**Data supplied**
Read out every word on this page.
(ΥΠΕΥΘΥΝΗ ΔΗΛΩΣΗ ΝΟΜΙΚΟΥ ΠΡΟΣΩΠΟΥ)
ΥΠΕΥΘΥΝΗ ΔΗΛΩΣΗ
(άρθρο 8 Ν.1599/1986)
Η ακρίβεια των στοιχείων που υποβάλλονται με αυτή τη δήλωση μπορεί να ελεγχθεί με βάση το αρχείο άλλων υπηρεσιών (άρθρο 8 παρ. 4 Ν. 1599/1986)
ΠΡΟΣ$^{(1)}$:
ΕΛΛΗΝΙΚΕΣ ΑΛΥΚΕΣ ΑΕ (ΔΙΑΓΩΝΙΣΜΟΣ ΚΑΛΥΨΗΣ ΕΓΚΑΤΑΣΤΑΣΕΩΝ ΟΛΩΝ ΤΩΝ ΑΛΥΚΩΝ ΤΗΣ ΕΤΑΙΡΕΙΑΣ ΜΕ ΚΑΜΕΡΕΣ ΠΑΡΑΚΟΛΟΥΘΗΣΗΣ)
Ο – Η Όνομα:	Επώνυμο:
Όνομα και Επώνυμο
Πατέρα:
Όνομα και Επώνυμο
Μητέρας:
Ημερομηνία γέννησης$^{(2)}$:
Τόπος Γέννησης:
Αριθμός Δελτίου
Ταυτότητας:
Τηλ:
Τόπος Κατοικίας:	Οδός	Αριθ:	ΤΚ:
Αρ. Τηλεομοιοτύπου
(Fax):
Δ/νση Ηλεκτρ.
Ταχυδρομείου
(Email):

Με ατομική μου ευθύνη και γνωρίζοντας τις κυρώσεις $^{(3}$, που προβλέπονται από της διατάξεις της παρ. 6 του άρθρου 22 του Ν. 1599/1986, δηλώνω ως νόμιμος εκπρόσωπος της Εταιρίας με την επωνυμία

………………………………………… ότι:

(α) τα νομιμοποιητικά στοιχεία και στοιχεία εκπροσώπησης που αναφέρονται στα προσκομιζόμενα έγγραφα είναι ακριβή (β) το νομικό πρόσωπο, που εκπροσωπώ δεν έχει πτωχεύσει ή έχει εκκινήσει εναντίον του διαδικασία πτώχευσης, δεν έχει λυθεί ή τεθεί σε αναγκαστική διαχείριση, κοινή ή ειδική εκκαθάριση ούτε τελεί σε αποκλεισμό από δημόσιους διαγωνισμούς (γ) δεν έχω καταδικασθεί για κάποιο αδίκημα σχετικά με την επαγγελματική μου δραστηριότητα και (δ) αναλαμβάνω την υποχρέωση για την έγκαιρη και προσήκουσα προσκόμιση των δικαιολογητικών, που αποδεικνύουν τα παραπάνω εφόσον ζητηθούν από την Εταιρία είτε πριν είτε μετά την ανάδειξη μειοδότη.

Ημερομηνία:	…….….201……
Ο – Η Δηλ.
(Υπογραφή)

**Exercise brief**
State the count of lines in the data holding the word "Ημερομηνία", adding nothing to it.

**Answer for this exercise**
2